Task material:
____________
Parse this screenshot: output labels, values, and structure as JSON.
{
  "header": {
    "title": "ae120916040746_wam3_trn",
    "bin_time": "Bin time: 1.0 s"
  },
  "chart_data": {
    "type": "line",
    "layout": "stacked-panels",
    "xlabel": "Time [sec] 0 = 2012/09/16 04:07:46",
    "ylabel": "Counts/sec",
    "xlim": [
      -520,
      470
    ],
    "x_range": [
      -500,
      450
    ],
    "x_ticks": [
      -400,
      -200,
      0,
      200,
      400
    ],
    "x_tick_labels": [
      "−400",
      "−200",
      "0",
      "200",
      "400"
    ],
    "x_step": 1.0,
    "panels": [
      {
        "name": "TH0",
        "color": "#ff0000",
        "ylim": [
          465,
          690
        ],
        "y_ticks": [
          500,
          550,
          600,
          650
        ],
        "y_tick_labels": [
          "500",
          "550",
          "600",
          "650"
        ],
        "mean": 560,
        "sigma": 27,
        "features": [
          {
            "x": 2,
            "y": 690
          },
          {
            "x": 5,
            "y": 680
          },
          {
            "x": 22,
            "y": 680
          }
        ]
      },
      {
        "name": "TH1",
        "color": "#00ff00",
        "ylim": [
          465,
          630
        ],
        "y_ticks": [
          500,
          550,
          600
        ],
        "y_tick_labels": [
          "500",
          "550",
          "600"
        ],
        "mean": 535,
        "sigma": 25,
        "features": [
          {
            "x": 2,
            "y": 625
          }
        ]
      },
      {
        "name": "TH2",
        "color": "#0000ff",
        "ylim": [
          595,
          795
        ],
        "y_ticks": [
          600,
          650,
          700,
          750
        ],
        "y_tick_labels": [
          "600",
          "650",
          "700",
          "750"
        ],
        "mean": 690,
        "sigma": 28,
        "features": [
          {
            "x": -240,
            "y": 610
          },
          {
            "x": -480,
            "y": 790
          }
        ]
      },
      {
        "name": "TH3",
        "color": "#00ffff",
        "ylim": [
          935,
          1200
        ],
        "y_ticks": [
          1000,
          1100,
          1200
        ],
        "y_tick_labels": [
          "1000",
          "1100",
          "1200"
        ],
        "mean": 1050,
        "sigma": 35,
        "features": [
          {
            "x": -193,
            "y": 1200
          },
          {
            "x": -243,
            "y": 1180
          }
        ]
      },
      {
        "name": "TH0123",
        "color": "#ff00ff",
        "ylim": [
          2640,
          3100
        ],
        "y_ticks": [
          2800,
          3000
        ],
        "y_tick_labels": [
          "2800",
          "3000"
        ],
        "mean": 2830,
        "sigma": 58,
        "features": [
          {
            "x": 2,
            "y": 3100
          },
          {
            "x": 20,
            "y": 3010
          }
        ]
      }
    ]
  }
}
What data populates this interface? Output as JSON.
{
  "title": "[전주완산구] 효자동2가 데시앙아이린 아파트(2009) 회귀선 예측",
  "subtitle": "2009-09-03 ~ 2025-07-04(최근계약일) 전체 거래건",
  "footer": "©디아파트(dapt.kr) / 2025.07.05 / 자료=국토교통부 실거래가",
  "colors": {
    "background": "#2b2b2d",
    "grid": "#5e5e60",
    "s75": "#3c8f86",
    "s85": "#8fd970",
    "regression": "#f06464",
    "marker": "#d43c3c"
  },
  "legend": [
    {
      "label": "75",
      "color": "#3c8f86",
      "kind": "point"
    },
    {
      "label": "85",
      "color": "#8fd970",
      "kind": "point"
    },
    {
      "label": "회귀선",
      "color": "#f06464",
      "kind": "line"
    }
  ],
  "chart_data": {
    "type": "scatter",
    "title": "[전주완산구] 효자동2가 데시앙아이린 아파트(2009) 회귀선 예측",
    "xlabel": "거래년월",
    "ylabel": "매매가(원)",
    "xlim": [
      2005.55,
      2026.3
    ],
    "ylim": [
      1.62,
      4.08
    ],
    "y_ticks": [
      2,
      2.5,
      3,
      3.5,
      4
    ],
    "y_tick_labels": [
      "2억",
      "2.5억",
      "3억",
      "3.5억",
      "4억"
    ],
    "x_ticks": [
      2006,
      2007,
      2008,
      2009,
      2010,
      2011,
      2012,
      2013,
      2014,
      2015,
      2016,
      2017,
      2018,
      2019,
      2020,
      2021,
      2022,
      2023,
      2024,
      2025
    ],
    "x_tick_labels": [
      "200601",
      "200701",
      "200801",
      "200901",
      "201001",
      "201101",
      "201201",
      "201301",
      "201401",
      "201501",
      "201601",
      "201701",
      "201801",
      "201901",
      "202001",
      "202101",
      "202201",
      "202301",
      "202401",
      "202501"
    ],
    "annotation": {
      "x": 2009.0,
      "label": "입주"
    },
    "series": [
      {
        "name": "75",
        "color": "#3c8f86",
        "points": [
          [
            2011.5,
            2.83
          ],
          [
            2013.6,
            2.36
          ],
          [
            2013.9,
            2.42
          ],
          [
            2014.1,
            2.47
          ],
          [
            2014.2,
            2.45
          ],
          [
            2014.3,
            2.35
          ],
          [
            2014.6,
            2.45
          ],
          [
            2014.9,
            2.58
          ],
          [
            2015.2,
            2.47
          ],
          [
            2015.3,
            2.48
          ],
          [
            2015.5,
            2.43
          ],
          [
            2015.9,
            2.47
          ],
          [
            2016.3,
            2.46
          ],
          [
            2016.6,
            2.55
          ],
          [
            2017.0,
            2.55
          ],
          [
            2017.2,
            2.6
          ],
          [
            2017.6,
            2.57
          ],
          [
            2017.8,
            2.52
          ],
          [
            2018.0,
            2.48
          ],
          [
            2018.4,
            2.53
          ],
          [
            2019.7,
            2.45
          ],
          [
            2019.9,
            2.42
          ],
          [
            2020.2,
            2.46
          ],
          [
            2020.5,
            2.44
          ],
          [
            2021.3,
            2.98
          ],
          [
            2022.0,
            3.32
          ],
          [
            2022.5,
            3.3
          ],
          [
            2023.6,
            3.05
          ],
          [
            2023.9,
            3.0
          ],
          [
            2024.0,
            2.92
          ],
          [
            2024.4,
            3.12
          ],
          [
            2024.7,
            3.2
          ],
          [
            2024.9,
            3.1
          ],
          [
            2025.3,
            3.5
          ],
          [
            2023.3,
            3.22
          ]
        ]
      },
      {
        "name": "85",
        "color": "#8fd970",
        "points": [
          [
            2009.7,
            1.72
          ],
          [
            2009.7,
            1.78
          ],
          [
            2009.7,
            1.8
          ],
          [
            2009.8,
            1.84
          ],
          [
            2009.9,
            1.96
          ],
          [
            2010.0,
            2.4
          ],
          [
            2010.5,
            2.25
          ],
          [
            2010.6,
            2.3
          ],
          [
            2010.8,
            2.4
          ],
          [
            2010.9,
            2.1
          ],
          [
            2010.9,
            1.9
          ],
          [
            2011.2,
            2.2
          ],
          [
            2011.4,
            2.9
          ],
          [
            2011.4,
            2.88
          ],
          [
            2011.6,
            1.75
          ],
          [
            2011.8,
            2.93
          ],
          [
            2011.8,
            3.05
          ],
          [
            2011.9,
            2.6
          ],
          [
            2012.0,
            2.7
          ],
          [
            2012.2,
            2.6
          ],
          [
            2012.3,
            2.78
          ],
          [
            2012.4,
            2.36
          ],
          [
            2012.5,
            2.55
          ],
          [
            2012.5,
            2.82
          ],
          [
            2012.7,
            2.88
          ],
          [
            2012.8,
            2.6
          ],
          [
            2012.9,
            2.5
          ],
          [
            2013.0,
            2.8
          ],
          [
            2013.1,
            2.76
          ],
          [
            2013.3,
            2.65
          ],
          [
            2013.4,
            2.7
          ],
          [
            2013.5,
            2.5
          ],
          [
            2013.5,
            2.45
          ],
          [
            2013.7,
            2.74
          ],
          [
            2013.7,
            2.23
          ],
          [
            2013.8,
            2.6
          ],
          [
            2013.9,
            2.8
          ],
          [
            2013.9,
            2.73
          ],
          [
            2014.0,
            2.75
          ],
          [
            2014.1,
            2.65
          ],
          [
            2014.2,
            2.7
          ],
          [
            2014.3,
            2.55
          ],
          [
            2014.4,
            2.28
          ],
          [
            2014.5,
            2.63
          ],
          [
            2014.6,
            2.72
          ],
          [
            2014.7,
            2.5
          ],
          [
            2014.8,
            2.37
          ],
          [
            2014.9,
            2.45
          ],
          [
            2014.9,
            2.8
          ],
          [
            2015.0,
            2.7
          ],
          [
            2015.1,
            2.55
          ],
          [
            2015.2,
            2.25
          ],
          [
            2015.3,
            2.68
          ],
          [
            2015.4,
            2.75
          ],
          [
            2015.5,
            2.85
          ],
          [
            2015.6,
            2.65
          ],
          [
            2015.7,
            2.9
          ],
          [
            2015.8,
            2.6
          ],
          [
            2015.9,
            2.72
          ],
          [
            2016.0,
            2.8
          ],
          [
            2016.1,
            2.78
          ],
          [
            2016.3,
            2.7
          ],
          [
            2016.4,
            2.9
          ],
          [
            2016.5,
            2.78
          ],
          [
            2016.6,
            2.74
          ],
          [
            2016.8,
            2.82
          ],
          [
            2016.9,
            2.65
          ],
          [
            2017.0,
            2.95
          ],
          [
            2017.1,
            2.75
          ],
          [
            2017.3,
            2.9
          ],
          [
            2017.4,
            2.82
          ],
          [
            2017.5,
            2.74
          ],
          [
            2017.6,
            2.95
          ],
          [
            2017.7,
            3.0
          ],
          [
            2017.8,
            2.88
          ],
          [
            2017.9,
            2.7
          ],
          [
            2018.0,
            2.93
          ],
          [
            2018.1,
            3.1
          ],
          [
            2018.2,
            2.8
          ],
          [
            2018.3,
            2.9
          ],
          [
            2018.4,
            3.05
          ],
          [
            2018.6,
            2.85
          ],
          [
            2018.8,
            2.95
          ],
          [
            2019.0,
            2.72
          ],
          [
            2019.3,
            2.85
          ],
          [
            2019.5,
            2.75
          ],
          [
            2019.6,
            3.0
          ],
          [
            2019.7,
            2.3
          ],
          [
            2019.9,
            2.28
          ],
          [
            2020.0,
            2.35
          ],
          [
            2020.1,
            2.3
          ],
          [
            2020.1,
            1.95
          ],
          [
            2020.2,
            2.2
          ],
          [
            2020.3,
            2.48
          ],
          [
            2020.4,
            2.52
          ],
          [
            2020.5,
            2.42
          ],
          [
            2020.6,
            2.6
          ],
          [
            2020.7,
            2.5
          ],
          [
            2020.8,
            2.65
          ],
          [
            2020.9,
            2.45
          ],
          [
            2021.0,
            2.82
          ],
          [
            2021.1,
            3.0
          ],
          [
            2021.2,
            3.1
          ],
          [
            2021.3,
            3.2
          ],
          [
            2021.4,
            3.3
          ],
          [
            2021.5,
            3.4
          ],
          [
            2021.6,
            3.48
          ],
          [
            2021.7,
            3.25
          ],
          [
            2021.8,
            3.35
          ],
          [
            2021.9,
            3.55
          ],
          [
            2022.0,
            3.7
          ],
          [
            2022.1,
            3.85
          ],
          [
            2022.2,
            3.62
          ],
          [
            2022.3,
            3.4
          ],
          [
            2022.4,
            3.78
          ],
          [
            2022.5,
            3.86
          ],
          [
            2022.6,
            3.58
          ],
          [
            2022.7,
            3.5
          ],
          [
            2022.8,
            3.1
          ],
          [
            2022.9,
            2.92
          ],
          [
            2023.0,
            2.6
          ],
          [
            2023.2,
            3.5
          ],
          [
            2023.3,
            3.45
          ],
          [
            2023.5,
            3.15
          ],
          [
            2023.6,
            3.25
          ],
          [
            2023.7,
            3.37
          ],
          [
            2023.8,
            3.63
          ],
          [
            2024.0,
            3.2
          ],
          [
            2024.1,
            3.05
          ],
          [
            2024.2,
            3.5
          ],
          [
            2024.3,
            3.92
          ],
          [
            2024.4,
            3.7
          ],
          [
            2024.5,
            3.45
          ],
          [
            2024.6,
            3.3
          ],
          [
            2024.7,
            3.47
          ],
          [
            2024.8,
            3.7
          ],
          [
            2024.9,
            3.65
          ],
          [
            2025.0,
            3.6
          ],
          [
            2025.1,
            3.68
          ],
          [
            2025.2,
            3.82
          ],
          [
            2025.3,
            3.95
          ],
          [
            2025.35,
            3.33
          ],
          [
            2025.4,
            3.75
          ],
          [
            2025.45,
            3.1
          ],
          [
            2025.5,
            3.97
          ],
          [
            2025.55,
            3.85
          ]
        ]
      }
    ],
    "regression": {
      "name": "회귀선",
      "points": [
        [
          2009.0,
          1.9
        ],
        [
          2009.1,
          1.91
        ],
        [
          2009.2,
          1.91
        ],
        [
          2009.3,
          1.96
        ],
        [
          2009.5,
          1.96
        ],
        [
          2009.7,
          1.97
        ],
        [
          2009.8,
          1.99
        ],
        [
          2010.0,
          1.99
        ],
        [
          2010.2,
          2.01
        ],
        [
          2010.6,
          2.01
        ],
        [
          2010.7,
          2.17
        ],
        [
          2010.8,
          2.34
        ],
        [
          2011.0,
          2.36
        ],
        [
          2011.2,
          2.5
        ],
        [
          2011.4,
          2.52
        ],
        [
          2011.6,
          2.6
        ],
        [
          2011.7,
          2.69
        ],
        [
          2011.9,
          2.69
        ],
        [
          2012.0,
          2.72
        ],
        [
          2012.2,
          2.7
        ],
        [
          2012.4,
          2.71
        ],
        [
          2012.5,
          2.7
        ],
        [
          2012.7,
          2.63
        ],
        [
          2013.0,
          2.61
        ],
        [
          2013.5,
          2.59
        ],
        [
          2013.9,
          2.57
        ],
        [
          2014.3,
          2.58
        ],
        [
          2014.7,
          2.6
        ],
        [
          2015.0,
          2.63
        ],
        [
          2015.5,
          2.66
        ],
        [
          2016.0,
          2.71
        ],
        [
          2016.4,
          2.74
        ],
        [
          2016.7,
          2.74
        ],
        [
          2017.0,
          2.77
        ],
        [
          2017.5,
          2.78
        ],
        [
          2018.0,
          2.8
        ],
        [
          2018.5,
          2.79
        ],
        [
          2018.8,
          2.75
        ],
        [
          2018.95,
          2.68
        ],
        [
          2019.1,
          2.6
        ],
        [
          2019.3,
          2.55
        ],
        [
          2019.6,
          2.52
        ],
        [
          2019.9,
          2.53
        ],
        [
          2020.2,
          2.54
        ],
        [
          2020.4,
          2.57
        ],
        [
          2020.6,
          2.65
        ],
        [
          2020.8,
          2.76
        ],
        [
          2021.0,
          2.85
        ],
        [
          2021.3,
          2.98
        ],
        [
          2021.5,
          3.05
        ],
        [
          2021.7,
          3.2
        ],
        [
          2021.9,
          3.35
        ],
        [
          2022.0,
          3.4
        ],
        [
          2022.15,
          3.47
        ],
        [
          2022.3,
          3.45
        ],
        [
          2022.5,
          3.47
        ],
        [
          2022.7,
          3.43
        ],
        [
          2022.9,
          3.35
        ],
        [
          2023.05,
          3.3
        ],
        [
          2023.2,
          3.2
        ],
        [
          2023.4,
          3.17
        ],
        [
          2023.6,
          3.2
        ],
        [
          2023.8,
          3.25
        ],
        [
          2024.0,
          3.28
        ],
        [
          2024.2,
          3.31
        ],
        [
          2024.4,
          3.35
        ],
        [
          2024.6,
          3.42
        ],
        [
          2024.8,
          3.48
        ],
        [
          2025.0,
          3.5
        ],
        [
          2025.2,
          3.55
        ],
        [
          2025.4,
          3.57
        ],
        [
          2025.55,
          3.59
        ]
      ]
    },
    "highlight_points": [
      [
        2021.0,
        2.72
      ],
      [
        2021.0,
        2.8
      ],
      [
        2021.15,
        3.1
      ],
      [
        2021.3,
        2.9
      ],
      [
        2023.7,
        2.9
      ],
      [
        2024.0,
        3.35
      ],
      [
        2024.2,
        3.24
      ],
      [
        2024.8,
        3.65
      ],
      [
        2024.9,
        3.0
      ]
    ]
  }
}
____________
Exercise goal:
Return all lines containing "mean".

Written response:
        "mean": 560,
        "mean": 535,
        "mean": 690,
        "mean": 1050,
        "mean": 2830,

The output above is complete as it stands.